_What needs to be done:_
Write out every line of the material below, keeping each character unchanged.

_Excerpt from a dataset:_
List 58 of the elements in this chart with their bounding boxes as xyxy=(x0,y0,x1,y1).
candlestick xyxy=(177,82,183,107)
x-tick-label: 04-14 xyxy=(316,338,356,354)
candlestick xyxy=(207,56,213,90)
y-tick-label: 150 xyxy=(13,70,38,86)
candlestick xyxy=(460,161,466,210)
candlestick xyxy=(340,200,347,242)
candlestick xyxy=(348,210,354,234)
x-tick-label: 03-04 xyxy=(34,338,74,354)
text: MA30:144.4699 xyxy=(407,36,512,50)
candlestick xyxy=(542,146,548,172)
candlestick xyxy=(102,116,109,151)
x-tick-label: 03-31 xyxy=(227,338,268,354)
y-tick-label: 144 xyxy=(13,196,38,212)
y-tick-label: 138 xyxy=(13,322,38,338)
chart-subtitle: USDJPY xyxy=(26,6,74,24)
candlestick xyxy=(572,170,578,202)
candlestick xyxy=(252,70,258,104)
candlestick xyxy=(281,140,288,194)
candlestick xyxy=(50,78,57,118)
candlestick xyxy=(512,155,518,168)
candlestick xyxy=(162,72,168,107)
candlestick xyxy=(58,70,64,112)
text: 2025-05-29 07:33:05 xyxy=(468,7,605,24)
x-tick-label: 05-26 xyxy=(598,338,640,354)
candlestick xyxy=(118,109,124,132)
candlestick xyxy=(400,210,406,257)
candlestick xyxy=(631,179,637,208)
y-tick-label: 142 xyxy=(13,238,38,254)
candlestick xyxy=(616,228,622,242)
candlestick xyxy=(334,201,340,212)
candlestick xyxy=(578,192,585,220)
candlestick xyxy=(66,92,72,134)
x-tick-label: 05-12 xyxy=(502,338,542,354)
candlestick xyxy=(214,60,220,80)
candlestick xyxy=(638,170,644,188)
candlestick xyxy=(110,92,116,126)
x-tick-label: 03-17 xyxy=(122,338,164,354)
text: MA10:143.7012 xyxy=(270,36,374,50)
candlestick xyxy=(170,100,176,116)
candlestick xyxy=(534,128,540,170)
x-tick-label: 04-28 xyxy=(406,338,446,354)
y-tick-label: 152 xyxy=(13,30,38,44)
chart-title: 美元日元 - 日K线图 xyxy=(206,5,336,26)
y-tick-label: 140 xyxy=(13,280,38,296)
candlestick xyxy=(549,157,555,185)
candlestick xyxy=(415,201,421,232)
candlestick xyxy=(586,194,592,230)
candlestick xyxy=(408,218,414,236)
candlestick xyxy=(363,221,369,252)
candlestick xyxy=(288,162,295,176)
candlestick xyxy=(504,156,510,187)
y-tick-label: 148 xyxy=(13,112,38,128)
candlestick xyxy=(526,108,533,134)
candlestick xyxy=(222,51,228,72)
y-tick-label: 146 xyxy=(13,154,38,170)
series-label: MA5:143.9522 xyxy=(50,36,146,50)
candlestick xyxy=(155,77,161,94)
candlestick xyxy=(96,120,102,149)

_Exercise answer:_
List 58 of the elements in this chart with their bounding boxes as xyxy=(x0,y0,x1,y1).
candlestick xyxy=(177,82,183,107)
x-tick-label: 04-14 xyxy=(316,338,356,354)
candlestick xyxy=(207,56,213,90)
y-tick-label: 150 xyxy=(13,70,38,86)
candlestick xyxy=(460,161,466,210)
candlestick xyxy=(340,200,347,242)
candlestick xyxy=(348,210,354,234)
x-tick-label: 03-04 xyxy=(34,338,74,354)
text: MA30:144.4699 xyxy=(407,36,512,50)
candlestick xyxy=(542,146,548,172)
candlestick xyxy=(102,116,109,151)
x-tick-label: 03-31 xyxy=(227,338,268,354)
y-tick-label: 144 xyxy=(13,196,38,212)
y-tick-label: 138 xyxy=(13,322,38,338)
chart-subtitle: USDJPY xyxy=(26,6,74,24)
candlestick xyxy=(572,170,578,202)
candlestick xyxy=(252,70,258,104)
candlestick xyxy=(281,140,288,194)
candlestick xyxy=(50,78,57,118)
candlestick xyxy=(512,155,518,168)
candlestick xyxy=(162,72,168,107)
candlestick xyxy=(58,70,64,112)
text: 2025-05-29 07:33:05 xyxy=(468,7,605,24)
x-tick-label: 05-26 xyxy=(598,338,640,354)
candlestick xyxy=(118,109,124,132)
candlestick xyxy=(400,210,406,257)
candlestick xyxy=(631,179,637,208)
y-tick-label: 142 xyxy=(13,238,38,254)
candlestick xyxy=(616,228,622,242)
candlestick xyxy=(334,201,340,212)
candlestick xyxy=(578,192,585,220)
candlestick xyxy=(66,92,72,134)
x-tick-label: 05-12 xyxy=(502,338,542,354)
candlestick xyxy=(214,60,220,80)
candlestick xyxy=(638,170,644,188)
candlestick xyxy=(110,92,116,126)
x-tick-label: 03-17 xyxy=(122,338,164,354)
text: MA10:143.7012 xyxy=(270,36,374,50)
candlestick xyxy=(170,100,176,116)
candlestick xyxy=(534,128,540,170)
x-tick-label: 04-28 xyxy=(406,338,446,354)
y-tick-label: 152 xyxy=(13,30,38,44)
chart-title: 美元日元 - 日K线图 xyxy=(206,5,336,26)
y-tick-label: 140 xyxy=(13,280,38,296)
candlestick xyxy=(549,157,555,185)
candlestick xyxy=(415,201,421,232)
candlestick xyxy=(586,194,592,230)
candlestick xyxy=(408,218,414,236)
candlestick xyxy=(363,221,369,252)
candlestick xyxy=(288,162,295,176)
candlestick xyxy=(504,156,510,187)
y-tick-label: 148 xyxy=(13,112,38,128)
candlestick xyxy=(526,108,533,134)
candlestick xyxy=(222,51,228,72)
y-tick-label: 146 xyxy=(13,154,38,170)
series-label: MA5:143.9522 xyxy=(50,36,146,50)
candlestick xyxy=(155,77,161,94)
candlestick xyxy=(96,120,102,149)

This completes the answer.